## EXCERPTED RECORDS
::::

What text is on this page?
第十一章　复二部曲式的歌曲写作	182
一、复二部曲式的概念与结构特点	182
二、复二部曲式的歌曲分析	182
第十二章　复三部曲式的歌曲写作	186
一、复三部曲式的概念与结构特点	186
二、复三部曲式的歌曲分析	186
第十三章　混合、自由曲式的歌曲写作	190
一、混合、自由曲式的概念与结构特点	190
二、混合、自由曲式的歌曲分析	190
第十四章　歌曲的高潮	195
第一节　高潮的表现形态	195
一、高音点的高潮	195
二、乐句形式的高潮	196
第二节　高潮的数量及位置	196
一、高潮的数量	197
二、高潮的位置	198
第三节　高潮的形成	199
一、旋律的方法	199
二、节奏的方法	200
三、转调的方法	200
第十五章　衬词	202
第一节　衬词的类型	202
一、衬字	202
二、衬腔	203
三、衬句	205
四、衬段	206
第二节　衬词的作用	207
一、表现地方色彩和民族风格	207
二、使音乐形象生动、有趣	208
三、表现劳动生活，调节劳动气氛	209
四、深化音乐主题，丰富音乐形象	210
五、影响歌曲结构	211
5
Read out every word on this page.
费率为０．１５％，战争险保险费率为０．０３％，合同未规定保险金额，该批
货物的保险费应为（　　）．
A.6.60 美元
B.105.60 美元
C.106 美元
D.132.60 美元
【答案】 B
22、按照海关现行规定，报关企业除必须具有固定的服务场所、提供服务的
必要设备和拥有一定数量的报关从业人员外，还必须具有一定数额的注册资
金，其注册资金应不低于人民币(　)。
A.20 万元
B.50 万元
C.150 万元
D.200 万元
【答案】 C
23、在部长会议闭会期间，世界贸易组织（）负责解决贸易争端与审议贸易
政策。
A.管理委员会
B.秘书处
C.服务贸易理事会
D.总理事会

::::

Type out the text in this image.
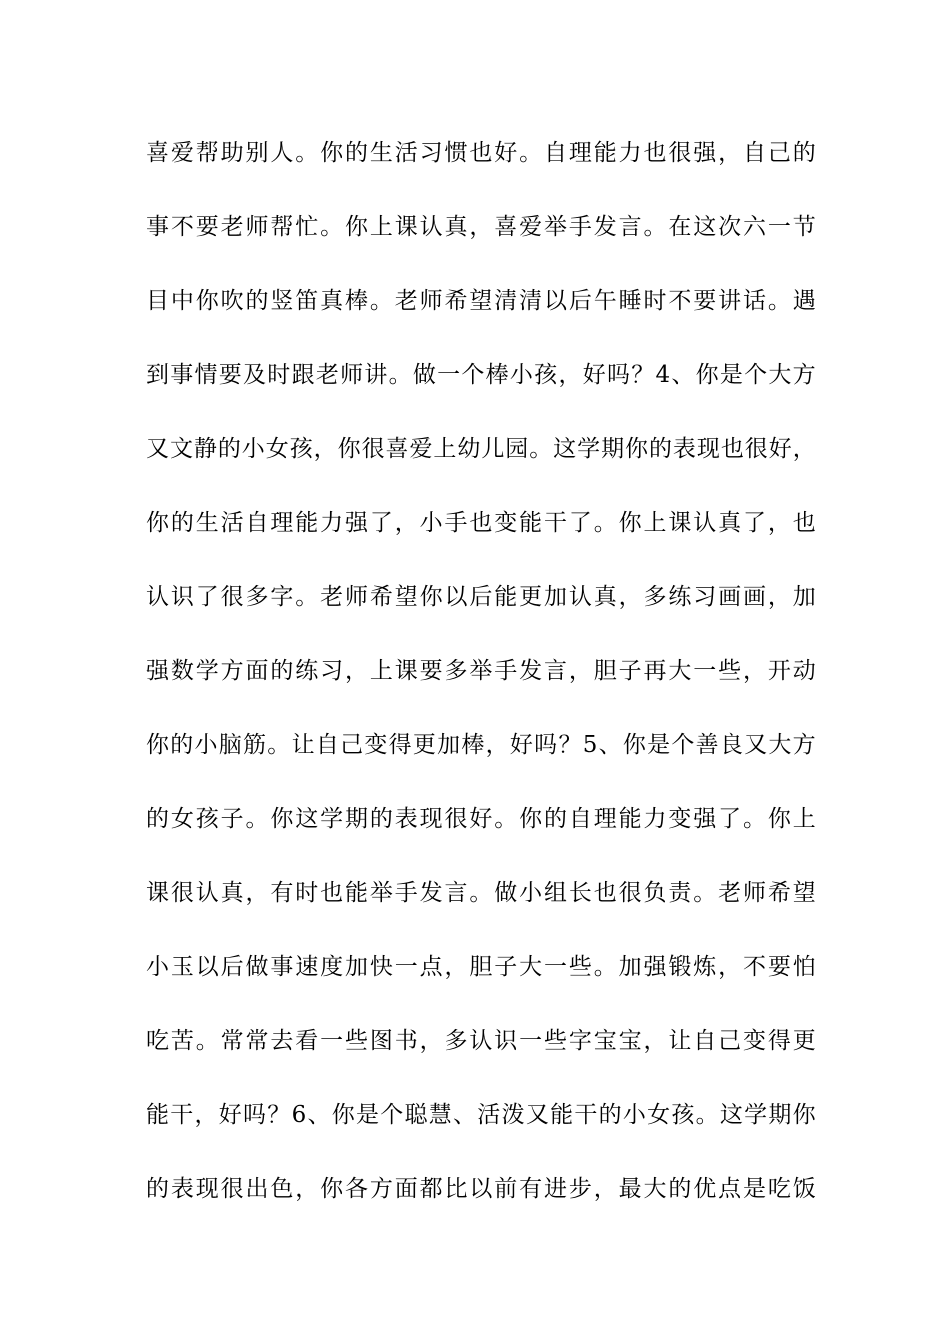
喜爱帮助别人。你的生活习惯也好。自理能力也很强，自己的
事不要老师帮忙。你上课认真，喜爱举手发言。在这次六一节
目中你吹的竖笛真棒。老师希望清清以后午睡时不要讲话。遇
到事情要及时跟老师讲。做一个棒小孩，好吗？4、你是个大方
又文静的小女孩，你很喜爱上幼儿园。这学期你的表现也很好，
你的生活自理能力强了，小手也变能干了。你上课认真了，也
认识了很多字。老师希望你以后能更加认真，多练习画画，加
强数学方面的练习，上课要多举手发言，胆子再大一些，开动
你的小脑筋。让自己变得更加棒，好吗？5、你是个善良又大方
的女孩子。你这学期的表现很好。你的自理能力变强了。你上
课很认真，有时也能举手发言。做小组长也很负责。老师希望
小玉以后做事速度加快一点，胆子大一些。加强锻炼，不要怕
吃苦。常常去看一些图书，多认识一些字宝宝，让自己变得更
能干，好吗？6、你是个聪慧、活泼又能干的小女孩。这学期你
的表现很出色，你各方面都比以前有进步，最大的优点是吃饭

::::

## STATED GOAL
What is the number of lines containing "page"? Give that number only.

## EXERCISE RESPONSE
2